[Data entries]
Content starts
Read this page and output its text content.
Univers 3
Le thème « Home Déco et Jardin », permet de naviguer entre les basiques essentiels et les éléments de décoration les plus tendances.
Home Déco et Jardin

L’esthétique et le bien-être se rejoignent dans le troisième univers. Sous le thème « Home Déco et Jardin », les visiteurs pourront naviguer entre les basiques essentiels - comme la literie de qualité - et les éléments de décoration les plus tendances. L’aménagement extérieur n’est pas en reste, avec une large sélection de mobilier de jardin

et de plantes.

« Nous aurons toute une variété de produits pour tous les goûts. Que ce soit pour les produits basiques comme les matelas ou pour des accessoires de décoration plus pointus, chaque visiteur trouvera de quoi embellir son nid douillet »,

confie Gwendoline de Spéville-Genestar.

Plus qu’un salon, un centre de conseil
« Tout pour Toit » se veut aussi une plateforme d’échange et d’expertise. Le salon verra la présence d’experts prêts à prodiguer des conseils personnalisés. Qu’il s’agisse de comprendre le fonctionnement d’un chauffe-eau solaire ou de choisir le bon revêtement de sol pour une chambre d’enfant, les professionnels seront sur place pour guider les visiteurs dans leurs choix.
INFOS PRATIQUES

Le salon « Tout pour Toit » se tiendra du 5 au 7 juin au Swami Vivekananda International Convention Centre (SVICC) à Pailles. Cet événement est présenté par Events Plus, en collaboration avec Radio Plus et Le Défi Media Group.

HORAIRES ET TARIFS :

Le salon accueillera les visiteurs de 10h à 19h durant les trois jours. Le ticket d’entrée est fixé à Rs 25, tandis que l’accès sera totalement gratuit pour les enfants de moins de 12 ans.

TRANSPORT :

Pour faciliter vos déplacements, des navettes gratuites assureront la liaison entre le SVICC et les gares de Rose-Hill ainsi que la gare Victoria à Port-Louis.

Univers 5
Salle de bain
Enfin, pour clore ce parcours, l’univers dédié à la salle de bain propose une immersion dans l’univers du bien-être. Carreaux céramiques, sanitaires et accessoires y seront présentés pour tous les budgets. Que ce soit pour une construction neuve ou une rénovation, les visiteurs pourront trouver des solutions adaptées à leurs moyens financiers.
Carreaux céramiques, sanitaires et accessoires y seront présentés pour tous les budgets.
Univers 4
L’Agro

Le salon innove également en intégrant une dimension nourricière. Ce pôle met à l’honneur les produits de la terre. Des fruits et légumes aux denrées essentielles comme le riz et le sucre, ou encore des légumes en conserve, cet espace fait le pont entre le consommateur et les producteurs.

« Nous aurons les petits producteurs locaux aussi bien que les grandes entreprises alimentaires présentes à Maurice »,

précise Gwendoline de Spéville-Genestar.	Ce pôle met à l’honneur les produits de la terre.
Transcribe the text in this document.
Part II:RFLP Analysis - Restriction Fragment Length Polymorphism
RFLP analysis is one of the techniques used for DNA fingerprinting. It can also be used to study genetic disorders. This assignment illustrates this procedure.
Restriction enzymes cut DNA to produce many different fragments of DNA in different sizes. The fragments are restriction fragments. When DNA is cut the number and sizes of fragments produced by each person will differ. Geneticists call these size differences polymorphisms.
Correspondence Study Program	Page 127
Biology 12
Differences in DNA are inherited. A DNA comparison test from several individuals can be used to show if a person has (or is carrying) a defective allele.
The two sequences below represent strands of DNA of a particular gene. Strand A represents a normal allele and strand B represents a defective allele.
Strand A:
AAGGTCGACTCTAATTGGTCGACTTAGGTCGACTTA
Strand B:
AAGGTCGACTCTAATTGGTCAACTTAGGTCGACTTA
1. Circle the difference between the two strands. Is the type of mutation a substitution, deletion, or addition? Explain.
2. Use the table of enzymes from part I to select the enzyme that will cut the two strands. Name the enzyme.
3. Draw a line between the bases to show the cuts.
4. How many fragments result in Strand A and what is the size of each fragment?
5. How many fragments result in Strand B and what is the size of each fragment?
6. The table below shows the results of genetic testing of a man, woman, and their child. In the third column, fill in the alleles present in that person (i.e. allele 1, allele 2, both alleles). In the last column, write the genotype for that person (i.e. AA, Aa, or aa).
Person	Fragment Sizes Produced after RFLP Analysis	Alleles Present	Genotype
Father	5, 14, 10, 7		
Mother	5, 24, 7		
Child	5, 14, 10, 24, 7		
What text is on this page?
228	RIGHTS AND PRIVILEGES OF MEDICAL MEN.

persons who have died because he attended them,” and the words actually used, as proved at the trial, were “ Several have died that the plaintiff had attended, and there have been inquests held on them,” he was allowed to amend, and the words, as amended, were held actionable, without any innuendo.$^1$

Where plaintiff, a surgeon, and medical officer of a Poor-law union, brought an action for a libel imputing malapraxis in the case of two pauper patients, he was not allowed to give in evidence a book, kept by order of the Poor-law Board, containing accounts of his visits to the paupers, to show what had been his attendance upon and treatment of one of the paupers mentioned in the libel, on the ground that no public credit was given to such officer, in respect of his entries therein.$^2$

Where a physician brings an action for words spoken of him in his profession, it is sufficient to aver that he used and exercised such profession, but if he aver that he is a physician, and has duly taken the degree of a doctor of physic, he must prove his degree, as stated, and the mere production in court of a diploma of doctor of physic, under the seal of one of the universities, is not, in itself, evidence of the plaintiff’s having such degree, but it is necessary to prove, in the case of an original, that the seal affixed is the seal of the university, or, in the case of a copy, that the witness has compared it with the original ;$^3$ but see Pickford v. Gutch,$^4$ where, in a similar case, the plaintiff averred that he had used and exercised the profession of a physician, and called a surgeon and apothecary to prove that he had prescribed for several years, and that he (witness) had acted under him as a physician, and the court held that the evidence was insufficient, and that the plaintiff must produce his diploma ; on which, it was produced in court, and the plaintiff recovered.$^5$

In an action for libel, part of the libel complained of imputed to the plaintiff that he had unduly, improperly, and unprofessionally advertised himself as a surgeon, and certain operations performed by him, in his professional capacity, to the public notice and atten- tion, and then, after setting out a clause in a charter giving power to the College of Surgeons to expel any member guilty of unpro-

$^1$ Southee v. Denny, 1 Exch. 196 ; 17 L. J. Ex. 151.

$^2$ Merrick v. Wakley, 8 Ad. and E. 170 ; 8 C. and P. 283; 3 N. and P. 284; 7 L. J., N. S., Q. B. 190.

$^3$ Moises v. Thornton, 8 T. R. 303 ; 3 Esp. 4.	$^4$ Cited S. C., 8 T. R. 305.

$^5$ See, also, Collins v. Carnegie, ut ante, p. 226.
Content ends
Your goal: Please output the entries above, every line exactly as it reads.

Written reply:
Read this page and output its text content.
Univers 3
Le thème « Home Déco et Jardin », permet de naviguer entre les basiques essentiels et les éléments de décoration les plus tendances.
Home Déco et Jardin

L’esthétique et le bien-être se rejoignent dans le troisième univers. Sous le thème « Home Déco et Jardin », les visiteurs pourront naviguer entre les basiques essentiels - comme la literie de qualité - et les éléments de décoration les plus tendances. L’aménagement extérieur n’est pas en reste, avec une large sélection de mobilier de jardin

et de plantes.

« Nous aurons toute une variété de produits pour tous les goûts. Que ce soit pour les produits basiques comme les matelas ou pour des accessoires de décoration plus pointus, chaque visiteur trouvera de quoi embellir son nid douillet »,

confie Gwendoline de Spéville-Genestar.

Plus qu’un salon, un centre de conseil
« Tout pour Toit » se veut aussi une plateforme d’échange et d’expertise. Le salon verra la présence d’experts prêts à prodiguer des conseils personnalisés. Qu’il s’agisse de comprendre le fonctionnement d’un chauffe-eau solaire ou de choisir le bon revêtement de sol pour une chambre d’enfant, les professionnels seront sur place pour guider les visiteurs dans leurs choix.
INFOS PRATIQUES

Le salon « Tout pour Toit » se tiendra du 5 au 7 juin au Swami Vivekananda International Convention Centre (SVICC) à Pailles. Cet événement est présenté par Events Plus, en collaboration avec Radio Plus et Le Défi Media Group.

HORAIRES ET TARIFS :

Le salon accueillera les visiteurs de 10h à 19h durant les trois jours. Le ticket d’entrée est fixé à Rs 25, tandis que l’accès sera totalement gratuit pour les enfants de moins de 12 ans.

TRANSPORT :

Pour faciliter vos déplacements, des navettes gratuites assureront la liaison entre le SVICC et les gares de Rose-Hill ainsi que la gare Victoria à Port-Louis.

Univers 5
Salle de bain
Enfin, pour clore ce parcours, l’univers dédié à la salle de bain propose une immersion dans l’univers du bien-être. Carreaux céramiques, sanitaires et accessoires y seront présentés pour tous les budgets. Que ce soit pour une construction neuve ou une rénovation, les visiteurs pourront trouver des solutions adaptées à leurs moyens financiers.
Carreaux céramiques, sanitaires et accessoires y seront présentés pour tous les budgets.
Univers 4
L’Agro

Le salon innove également en intégrant une dimension nourricière. Ce pôle met à l’honneur les produits de la terre. Des fruits et légumes aux denrées essentielles comme le riz et le sucre, ou encore des légumes en conserve, cet espace fait le pont entre le consommateur et les producteurs.

« Nous aurons les petits producteurs locaux aussi bien que les grandes entreprises alimentaires présentes à Maurice »,

précise Gwendoline de Spéville-Genestar.	Ce pôle met à l’honneur les produits de la terre.
Transcribe the text in this document.
Part II:RFLP Analysis - Restriction Fragment Length Polymorphism
RFLP analysis is one of the techniques used for DNA fingerprinting. It can also be used to study genetic disorders. This assignment illustrates this procedure.
Restriction enzymes cut DNA to produce many different fragments of DNA in different sizes. The fragments are restriction fragments. When DNA is cut the number and sizes of fragments produced by each person will differ. Geneticists call these size differences polymorphisms.
Correspondence Study Program	Page 127
Biology 12
Differences in DNA are inherited. A DNA comparison test from several individuals can be used to show if a person has (or is carrying) a defective allele.
The two sequences below represent strands of DNA of a particular gene. Strand A represents a normal allele and strand B represents a defective allele.
Strand A:
AAGGTCGACTCTAATTGGTCGACTTAGGTCGACTTA
Strand B:
AAGGTCGACTCTAATTGGTCAACTTAGGTCGACTTA
1. Circle the difference between the two strands. Is the type of mutation a substitution, deletion, or addition? Explain.
2. Use the table of enzymes from part I to select the enzyme that will cut the two strands. Name the enzyme.
3. Draw a line between the bases to show the cuts.
4. How many fragments result in Strand A and what is the size of each fragment?
5. How many fragments result in Strand B and what is the size of each fragment?
6. The table below shows the results of genetic testing of a man, woman, and their child. In the third column, fill in the alleles present in that person (i.e. allele 1, allele 2, both alleles). In the last column, write the genotype for that person (i.e. AA, Aa, or aa).
Person	Fragment Sizes Produced after RFLP Analysis	Alleles Present	Genotype
Father	5, 14, 10, 7		
Mother	5, 24, 7		
Child	5, 14, 10, 24, 7		
What text is on this page?
228	RIGHTS AND PRIVILEGES OF MEDICAL MEN.

persons who have died because he attended them,” and the words actually used, as proved at the trial, were “ Several have died that the plaintiff had attended, and there have been inquests held on them,” he was allowed to amend, and the words, as amended, were held actionable, without any innuendo.$^1$

Where plaintiff, a surgeon, and medical officer of a Poor-law union, brought an action for a libel imputing malapraxis in the case of two pauper patients, he was not allowed to give in evidence a book, kept by order of the Poor-law Board, containing accounts of his visits to the paupers, to show what had been his attendance upon and treatment of one of the paupers mentioned in the libel, on the ground that no public credit was given to such officer, in respect of his entries therein.$^2$

Where a physician brings an action for words spoken of him in his profession, it is sufficient to aver that he used and exercised such profession, but if he aver that he is a physician, and has duly taken the degree of a doctor of physic, he must prove his degree, as stated, and the mere production in court of a diploma of doctor of physic, under the seal of one of the universities, is not, in itself, evidence of the plaintiff’s having such degree, but it is necessary to prove, in the case of an original, that the seal affixed is the seal of the university, or, in the case of a copy, that the witness has compared it with the original ;$^3$ but see Pickford v. Gutch,$^4$ where, in a similar case, the plaintiff averred that he had used and exercised the profession of a physician, and called a surgeon and apothecary to prove that he had prescribed for several years, and that he (witness) had acted under him as a physician, and the court held that the evidence was insufficient, and that the plaintiff must produce his diploma ; on which, it was produced in court, and the plaintiff recovered.$^5$

In an action for libel, part of the libel complained of imputed to the plaintiff that he had unduly, improperly, and unprofessionally advertised himself as a surgeon, and certain operations performed by him, in his professional capacity, to the public notice and atten- tion, and then, after setting out a clause in a charter giving power to the College of Surgeons to expel any member guilty of unpro-

$^1$ Southee v. Denny, 1 Exch. 196 ; 17 L. J. Ex. 151.

$^2$ Merrick v. Wakley, 8 Ad. and E. 170 ; 8 C. and P. 283; 3 N. and P. 284; 7 L. J., N. S., Q. B. 190.

$^3$ Moises v. Thornton, 8 T. R. 303 ; 3 Esp. 4.	$^4$ Cited S. C., 8 T. R. 305.

$^5$ See, also, Collins v. Carnegie, ut ante, p. 226.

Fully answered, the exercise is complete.